Set task: Set out every line bearing the string "расход".

-- start --

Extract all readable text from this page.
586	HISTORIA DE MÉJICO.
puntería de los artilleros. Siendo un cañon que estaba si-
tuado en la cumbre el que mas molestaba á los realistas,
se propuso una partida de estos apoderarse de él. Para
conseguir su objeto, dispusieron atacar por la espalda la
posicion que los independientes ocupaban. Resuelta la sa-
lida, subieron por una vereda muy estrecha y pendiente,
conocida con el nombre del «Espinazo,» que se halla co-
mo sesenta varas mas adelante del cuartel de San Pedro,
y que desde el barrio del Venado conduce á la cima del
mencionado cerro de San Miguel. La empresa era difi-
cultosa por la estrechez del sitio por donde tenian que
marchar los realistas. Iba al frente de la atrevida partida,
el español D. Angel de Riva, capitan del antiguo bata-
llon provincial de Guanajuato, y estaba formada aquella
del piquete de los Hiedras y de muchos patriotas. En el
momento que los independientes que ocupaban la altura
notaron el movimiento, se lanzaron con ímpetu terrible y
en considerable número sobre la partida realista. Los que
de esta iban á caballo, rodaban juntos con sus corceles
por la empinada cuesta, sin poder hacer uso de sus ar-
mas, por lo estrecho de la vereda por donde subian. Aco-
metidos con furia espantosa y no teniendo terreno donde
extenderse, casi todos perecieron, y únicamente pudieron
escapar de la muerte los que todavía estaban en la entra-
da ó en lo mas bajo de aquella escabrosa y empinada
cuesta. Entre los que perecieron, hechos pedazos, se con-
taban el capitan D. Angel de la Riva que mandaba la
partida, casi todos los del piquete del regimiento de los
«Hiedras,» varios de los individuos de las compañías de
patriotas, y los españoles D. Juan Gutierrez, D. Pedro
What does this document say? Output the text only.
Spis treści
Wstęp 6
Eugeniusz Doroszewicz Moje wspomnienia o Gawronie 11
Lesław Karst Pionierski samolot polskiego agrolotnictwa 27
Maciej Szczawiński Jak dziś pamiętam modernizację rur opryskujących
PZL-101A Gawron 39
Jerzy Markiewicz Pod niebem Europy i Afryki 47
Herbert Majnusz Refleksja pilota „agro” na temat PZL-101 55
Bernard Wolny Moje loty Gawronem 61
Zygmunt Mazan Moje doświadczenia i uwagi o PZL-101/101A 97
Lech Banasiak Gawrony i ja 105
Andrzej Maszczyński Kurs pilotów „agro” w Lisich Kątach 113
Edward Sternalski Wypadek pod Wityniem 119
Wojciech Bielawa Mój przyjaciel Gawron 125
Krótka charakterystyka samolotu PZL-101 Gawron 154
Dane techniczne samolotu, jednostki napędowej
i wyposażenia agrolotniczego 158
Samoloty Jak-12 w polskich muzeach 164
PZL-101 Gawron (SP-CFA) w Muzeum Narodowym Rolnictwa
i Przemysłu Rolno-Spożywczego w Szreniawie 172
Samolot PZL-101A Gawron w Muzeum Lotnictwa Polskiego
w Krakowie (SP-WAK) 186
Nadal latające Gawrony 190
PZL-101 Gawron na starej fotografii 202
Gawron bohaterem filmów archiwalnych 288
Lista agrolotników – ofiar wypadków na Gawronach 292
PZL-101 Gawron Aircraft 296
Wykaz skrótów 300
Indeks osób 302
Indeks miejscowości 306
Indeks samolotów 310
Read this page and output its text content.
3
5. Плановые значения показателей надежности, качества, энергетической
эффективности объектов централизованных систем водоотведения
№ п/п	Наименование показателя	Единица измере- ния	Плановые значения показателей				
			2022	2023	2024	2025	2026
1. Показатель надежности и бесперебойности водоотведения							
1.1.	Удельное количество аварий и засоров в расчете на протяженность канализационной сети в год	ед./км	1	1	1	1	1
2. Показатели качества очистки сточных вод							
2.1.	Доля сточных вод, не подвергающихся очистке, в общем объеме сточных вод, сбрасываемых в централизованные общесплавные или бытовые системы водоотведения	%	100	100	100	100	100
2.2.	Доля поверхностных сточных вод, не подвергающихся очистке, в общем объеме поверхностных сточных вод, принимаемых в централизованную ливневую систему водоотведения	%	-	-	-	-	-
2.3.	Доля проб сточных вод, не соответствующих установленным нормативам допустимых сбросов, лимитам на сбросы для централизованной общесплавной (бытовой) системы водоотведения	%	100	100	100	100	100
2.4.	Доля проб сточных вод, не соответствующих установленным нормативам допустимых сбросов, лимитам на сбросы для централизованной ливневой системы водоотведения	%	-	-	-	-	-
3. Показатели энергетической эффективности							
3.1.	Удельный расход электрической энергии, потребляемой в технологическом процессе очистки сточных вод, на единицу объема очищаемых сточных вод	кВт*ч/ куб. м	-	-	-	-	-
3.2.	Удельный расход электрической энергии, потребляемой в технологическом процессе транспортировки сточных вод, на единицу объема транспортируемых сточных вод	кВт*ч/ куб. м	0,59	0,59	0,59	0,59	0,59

-- end --

Task response:
3.1.	Удельный расход электрической энергии, потребляемой в технологическом процессе очистки сточных вод, на единицу объема очищаемых сточных вод	кВт*ч/ куб. м	-	-	-	-	-
3.2.	Удельный расход электрической энергии, потребляемой в технологическом процессе транспортировки сточных вод, на единицу объема транспортируемых сточных вод	кВт*ч/ куб. м	0,59	0,59	0,59	0,59	0,59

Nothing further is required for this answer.